-- START THE DATA --

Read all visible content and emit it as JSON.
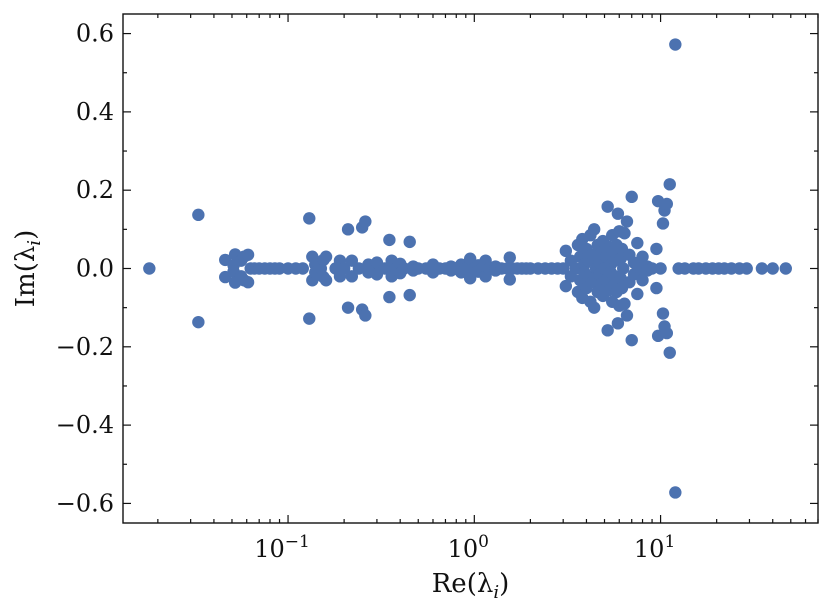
{
  "chart_data": {
    "type": "scatter",
    "xscale": "log",
    "xlabel": "Re(λ_i)",
    "ylabel": "Im(λ_i)",
    "xlim": [
      0.013,
      70
    ],
    "ylim": [
      -0.65,
      0.65
    ],
    "grid": false,
    "marker_color": "#4c72b0",
    "xticks": [
      {
        "value": 0.1,
        "base": "10",
        "exp": "−1"
      },
      {
        "value": 1,
        "base": "10",
        "exp": "0"
      },
      {
        "value": 10,
        "base": "10",
        "exp": "1"
      }
    ],
    "yticks": [
      {
        "value": 0.6,
        "label": "0.6"
      },
      {
        "value": 0.4,
        "label": "0.4"
      },
      {
        "value": 0.2,
        "label": "0.2"
      },
      {
        "value": 0.0,
        "label": "0.0"
      },
      {
        "value": -0.2,
        "label": "−0.2"
      },
      {
        "value": -0.4,
        "label": "−0.4"
      },
      {
        "value": -0.6,
        "label": "−0.6"
      }
    ],
    "points": [
      [
        0.018,
        0.0
      ],
      [
        0.033,
        0.137
      ],
      [
        0.033,
        -0.137
      ],
      [
        0.046,
        0.022
      ],
      [
        0.046,
        -0.022
      ],
      [
        0.051,
        0.008
      ],
      [
        0.051,
        -0.008
      ],
      [
        0.052,
        0.036
      ],
      [
        0.052,
        -0.036
      ],
      [
        0.056,
        0.02
      ],
      [
        0.056,
        -0.02
      ],
      [
        0.058,
        0.03
      ],
      [
        0.058,
        -0.03
      ],
      [
        0.061,
        0.035
      ],
      [
        0.061,
        -0.035
      ],
      [
        0.063,
        0.0
      ],
      [
        0.066,
        0.0
      ],
      [
        0.07,
        0.0
      ],
      [
        0.075,
        0.0
      ],
      [
        0.08,
        0.0
      ],
      [
        0.085,
        0.0
      ],
      [
        0.09,
        0.0
      ],
      [
        0.1,
        0.0
      ],
      [
        0.11,
        0.0
      ],
      [
        0.12,
        0.0
      ],
      [
        0.13,
        0.128
      ],
      [
        0.13,
        -0.128
      ],
      [
        0.135,
        0.03
      ],
      [
        0.135,
        -0.03
      ],
      [
        0.14,
        0.01
      ],
      [
        0.14,
        -0.01
      ],
      [
        0.15,
        0.0
      ],
      [
        0.155,
        0.022
      ],
      [
        0.155,
        -0.022
      ],
      [
        0.16,
        0.03
      ],
      [
        0.16,
        -0.03
      ],
      [
        0.18,
        0.0
      ],
      [
        0.19,
        0.02
      ],
      [
        0.19,
        -0.02
      ],
      [
        0.2,
        0.0
      ],
      [
        0.21,
        0.1
      ],
      [
        0.21,
        -0.1
      ],
      [
        0.22,
        0.02
      ],
      [
        0.22,
        -0.02
      ],
      [
        0.24,
        0.0
      ],
      [
        0.25,
        0.105
      ],
      [
        0.25,
        -0.105
      ],
      [
        0.26,
        0.12
      ],
      [
        0.26,
        -0.12
      ],
      [
        0.27,
        0.01
      ],
      [
        0.27,
        -0.01
      ],
      [
        0.29,
        0.0
      ],
      [
        0.3,
        0.015
      ],
      [
        0.3,
        -0.015
      ],
      [
        0.33,
        0.0
      ],
      [
        0.35,
        0.073
      ],
      [
        0.35,
        -0.073
      ],
      [
        0.36,
        0.02
      ],
      [
        0.36,
        -0.02
      ],
      [
        0.38,
        0.0
      ],
      [
        0.4,
        0.012
      ],
      [
        0.4,
        -0.012
      ],
      [
        0.42,
        0.0
      ],
      [
        0.45,
        0.068
      ],
      [
        0.45,
        -0.068
      ],
      [
        0.47,
        0.005
      ],
      [
        0.47,
        -0.005
      ],
      [
        0.5,
        0.0
      ],
      [
        0.55,
        0.0
      ],
      [
        0.6,
        0.01
      ],
      [
        0.6,
        -0.01
      ],
      [
        0.65,
        0.0
      ],
      [
        0.7,
        0.0
      ],
      [
        0.75,
        0.005
      ],
      [
        0.75,
        -0.005
      ],
      [
        0.8,
        0.0
      ],
      [
        0.85,
        0.01
      ],
      [
        0.85,
        -0.01
      ],
      [
        0.9,
        0.0
      ],
      [
        0.95,
        0.025
      ],
      [
        0.95,
        -0.025
      ],
      [
        1.0,
        0.0
      ],
      [
        1.05,
        0.008
      ],
      [
        1.05,
        -0.008
      ],
      [
        1.1,
        0.0
      ],
      [
        1.15,
        0.02
      ],
      [
        1.15,
        -0.02
      ],
      [
        1.2,
        0.0
      ],
      [
        1.3,
        0.005
      ],
      [
        1.3,
        -0.005
      ],
      [
        1.4,
        0.0
      ],
      [
        1.5,
        0.0
      ],
      [
        1.55,
        0.028
      ],
      [
        1.55,
        -0.028
      ],
      [
        1.6,
        0.0
      ],
      [
        1.7,
        0.0
      ],
      [
        1.8,
        0.0
      ],
      [
        1.9,
        0.0
      ],
      [
        2.0,
        0.0
      ],
      [
        2.2,
        0.0
      ],
      [
        2.4,
        0.0
      ],
      [
        2.6,
        0.0
      ],
      [
        2.8,
        0.0
      ],
      [
        3.0,
        0.0
      ],
      [
        3.1,
        0.045
      ],
      [
        3.1,
        -0.045
      ],
      [
        3.3,
        0.02
      ],
      [
        3.3,
        -0.02
      ],
      [
        3.5,
        0.0
      ],
      [
        3.6,
        0.06
      ],
      [
        3.6,
        -0.06
      ],
      [
        3.7,
        0.03
      ],
      [
        3.7,
        -0.03
      ],
      [
        3.8,
        0.075
      ],
      [
        3.8,
        -0.075
      ],
      [
        3.9,
        0.01
      ],
      [
        3.9,
        -0.01
      ],
      [
        4.0,
        0.05
      ],
      [
        4.0,
        -0.05
      ],
      [
        4.1,
        0.02
      ],
      [
        4.1,
        -0.02
      ],
      [
        4.2,
        0.085
      ],
      [
        4.2,
        -0.085
      ],
      [
        4.3,
        0.035
      ],
      [
        4.3,
        -0.035
      ],
      [
        4.4,
        0.1
      ],
      [
        4.4,
        -0.1
      ],
      [
        4.5,
        0.0
      ],
      [
        4.6,
        0.06
      ],
      [
        4.6,
        -0.06
      ],
      [
        4.7,
        0.015
      ],
      [
        4.7,
        -0.015
      ],
      [
        4.8,
        0.04
      ],
      [
        4.8,
        -0.04
      ],
      [
        4.9,
        0.07
      ],
      [
        4.9,
        -0.07
      ],
      [
        5.0,
        0.0
      ],
      [
        5.1,
        0.03
      ],
      [
        5.1,
        -0.03
      ],
      [
        5.2,
        0.158
      ],
      [
        5.2,
        -0.158
      ],
      [
        5.3,
        0.055
      ],
      [
        5.3,
        -0.055
      ],
      [
        5.4,
        0.01
      ],
      [
        5.4,
        -0.01
      ],
      [
        5.5,
        0.085
      ],
      [
        5.5,
        -0.085
      ],
      [
        5.6,
        0.045
      ],
      [
        5.6,
        -0.045
      ],
      [
        5.7,
        0.02
      ],
      [
        5.7,
        -0.02
      ],
      [
        5.8,
        0.06
      ],
      [
        5.8,
        -0.06
      ],
      [
        5.9,
        0.14
      ],
      [
        5.9,
        -0.14
      ],
      [
        6.0,
        0.095
      ],
      [
        6.0,
        -0.095
      ],
      [
        6.1,
        0.025
      ],
      [
        6.1,
        -0.025
      ],
      [
        6.2,
        0.05
      ],
      [
        6.2,
        -0.05
      ],
      [
        6.3,
        0.0
      ],
      [
        6.4,
        0.09
      ],
      [
        6.4,
        -0.09
      ],
      [
        6.6,
        0.12
      ],
      [
        6.6,
        -0.12
      ],
      [
        6.8,
        0.035
      ],
      [
        6.8,
        -0.035
      ],
      [
        7.0,
        0.183
      ],
      [
        7.0,
        -0.183
      ],
      [
        7.2,
        0.015
      ],
      [
        7.2,
        -0.015
      ],
      [
        7.5,
        0.065
      ],
      [
        7.5,
        -0.065
      ],
      [
        7.8,
        0.0
      ],
      [
        8.0,
        0.03
      ],
      [
        8.0,
        -0.03
      ],
      [
        8.5,
        0.005
      ],
      [
        8.5,
        -0.005
      ],
      [
        9.0,
        0.0
      ],
      [
        9.5,
        0.05
      ],
      [
        9.5,
        -0.05
      ],
      [
        9.7,
        0.172
      ],
      [
        9.7,
        -0.172
      ],
      [
        10.0,
        0.0
      ],
      [
        10.3,
        0.115
      ],
      [
        10.3,
        -0.115
      ],
      [
        10.5,
        0.148
      ],
      [
        10.5,
        -0.148
      ],
      [
        10.8,
        0.165
      ],
      [
        10.8,
        -0.165
      ],
      [
        11.2,
        0.215
      ],
      [
        11.2,
        -0.215
      ],
      [
        12.0,
        0.572
      ],
      [
        12.0,
        -0.572
      ],
      [
        12.5,
        0.0
      ],
      [
        13.5,
        0.0
      ],
      [
        15.0,
        0.0
      ],
      [
        16.0,
        0.0
      ],
      [
        17.5,
        0.0
      ],
      [
        19.0,
        0.0
      ],
      [
        20.5,
        0.0
      ],
      [
        22.0,
        0.0
      ],
      [
        24.0,
        0.0
      ],
      [
        26.5,
        0.0
      ],
      [
        29.0,
        0.0
      ],
      [
        35.0,
        0.0
      ],
      [
        40.0,
        0.0
      ],
      [
        47.0,
        0.0
      ]
    ]
  }
}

-- END THE DATA --

**WHAT IS EXPECTED**
Lines containing "value" are to be counted. State the total and add nothing.

**EXERCISE RESULT**
10